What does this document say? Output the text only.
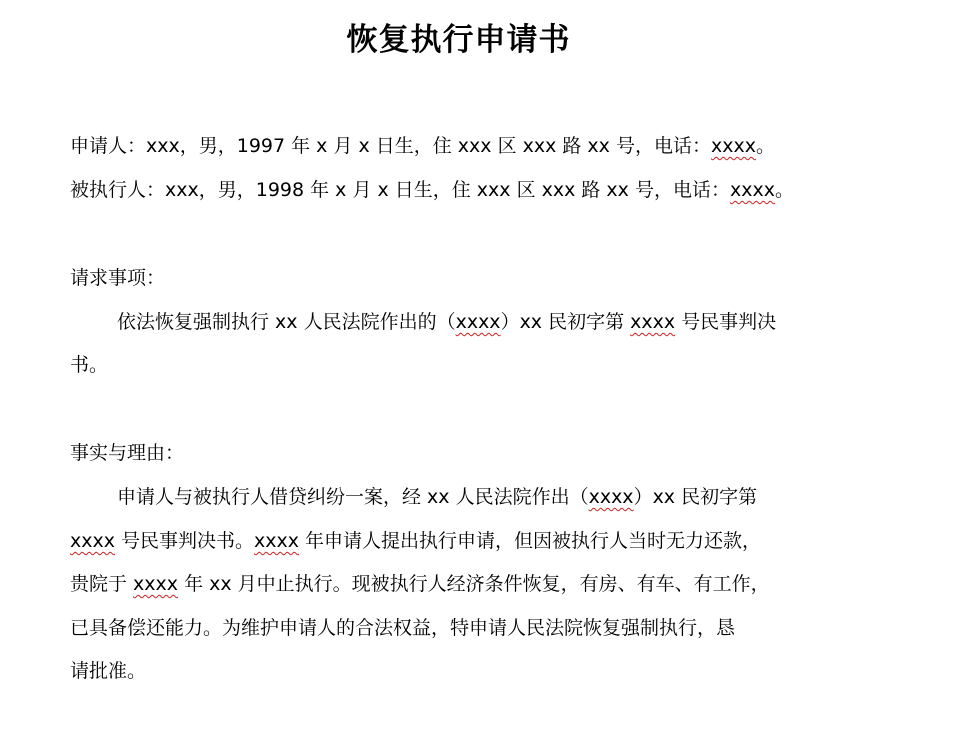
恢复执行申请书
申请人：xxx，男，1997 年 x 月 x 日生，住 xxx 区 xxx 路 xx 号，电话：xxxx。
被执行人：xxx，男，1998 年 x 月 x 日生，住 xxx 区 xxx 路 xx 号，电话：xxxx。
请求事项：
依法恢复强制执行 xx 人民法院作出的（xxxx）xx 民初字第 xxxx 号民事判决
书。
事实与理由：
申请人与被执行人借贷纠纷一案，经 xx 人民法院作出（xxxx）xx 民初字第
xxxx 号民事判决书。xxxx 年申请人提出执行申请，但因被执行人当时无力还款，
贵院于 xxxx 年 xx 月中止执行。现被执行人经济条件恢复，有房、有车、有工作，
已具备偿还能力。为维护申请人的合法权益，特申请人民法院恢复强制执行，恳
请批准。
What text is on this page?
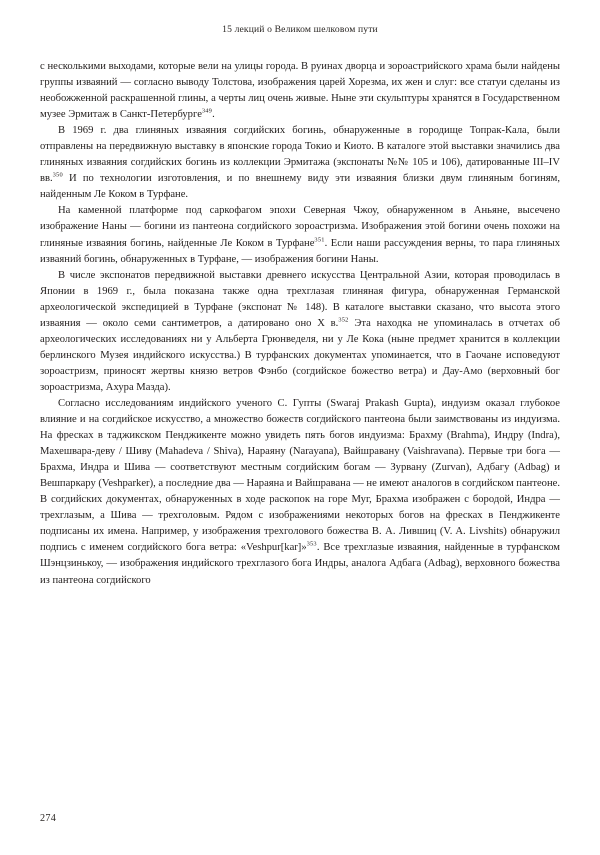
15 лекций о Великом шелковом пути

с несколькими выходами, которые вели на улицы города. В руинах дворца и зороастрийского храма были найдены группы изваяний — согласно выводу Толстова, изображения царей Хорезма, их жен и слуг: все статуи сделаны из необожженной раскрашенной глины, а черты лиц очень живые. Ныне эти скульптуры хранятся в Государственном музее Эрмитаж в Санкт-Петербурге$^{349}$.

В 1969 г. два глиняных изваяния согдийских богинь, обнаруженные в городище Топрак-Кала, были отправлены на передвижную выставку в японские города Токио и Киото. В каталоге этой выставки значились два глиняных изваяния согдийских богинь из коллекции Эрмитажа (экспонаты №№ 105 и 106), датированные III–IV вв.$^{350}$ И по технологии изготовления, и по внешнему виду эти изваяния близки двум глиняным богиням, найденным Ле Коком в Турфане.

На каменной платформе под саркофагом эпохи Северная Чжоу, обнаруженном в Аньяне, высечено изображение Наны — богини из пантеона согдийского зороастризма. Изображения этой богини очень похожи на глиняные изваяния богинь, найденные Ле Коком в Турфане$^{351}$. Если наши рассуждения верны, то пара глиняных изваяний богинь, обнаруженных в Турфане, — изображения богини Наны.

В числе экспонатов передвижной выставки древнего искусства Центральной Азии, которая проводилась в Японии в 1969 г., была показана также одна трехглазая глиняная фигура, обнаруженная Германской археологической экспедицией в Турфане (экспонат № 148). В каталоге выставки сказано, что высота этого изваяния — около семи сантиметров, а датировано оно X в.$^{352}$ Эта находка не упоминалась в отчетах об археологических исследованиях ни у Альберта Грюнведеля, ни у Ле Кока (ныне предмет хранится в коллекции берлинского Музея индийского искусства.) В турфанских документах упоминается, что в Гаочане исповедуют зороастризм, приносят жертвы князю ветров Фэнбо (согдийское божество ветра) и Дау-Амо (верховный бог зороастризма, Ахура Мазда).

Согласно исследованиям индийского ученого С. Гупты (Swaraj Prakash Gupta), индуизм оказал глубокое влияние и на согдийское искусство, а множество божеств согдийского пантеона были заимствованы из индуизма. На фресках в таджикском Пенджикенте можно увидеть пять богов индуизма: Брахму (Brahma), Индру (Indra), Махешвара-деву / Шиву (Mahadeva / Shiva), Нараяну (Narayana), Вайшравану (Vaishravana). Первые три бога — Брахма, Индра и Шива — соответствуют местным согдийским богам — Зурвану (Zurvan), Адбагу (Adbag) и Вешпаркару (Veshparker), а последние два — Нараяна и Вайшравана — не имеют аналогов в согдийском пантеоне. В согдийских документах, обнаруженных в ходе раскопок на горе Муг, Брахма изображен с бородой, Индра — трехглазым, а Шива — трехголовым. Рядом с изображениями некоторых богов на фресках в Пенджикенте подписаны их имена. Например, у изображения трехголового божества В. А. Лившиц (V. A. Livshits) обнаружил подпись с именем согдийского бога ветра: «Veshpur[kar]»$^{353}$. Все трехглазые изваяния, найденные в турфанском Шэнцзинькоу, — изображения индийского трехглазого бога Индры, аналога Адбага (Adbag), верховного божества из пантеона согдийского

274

---

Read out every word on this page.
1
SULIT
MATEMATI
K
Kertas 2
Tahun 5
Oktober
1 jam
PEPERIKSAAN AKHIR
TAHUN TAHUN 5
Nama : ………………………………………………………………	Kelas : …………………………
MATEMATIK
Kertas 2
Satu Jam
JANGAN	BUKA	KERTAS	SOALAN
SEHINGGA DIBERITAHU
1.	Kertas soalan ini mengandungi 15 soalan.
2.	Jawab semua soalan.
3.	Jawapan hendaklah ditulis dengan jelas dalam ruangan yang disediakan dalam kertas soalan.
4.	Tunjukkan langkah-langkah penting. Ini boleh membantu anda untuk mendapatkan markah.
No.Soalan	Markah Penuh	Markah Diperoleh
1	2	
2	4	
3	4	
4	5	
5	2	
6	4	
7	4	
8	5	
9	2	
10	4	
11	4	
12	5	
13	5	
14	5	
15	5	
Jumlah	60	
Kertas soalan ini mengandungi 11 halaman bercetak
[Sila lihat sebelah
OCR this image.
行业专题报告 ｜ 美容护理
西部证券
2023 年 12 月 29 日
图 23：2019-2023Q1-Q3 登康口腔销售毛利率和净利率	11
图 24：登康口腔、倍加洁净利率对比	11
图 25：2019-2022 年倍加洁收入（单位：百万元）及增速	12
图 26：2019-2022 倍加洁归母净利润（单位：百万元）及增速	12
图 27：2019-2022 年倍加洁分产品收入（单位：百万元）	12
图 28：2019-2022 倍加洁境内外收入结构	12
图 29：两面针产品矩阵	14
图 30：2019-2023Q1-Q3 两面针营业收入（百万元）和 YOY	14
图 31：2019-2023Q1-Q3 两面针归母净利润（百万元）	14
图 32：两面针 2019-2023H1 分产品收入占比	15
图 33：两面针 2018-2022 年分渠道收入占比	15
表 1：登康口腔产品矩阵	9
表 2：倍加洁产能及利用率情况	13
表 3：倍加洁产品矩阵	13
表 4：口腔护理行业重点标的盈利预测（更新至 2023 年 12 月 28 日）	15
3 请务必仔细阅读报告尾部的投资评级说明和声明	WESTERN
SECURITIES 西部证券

● Exercise goal
Using the listing, collect all lines in which the string "What" is found.

● Expected output
What does this document say? Output the text only.
What text is on this page?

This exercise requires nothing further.